Extracted records
________________________
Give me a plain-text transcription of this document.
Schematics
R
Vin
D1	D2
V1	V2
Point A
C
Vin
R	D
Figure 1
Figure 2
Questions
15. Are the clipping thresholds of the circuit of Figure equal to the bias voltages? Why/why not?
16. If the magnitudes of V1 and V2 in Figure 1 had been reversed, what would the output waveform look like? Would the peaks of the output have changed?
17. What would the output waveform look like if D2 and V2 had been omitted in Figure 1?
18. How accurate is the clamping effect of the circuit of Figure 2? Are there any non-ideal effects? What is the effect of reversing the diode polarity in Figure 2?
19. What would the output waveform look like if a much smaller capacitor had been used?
________________________
Write out every line exactly as it stands.

Give me a plain-text transcription of this document.
Schematics
R
Vin
D1	D2
V1	V2
Point A
C
Vin
R	D
Figure 1
Figure 2
Questions
15. Are the clipping thresholds of the circuit of Figure equal to the bias voltages? Why/why not?
16. If the magnitudes of V1 and V2 in Figure 1 had been reversed, what would the output waveform look like? Would the peaks of the output have changed?
17. What would the output waveform look like if D2 and V2 had been omitted in Figure 1?
18. How accurate is the clamping effect of the circuit of Figure 2? Are there any non-ideal effects? What is the effect of reversing the diode polarity in Figure 2?
19. What would the output waveform look like if a much smaller capacitor had been used?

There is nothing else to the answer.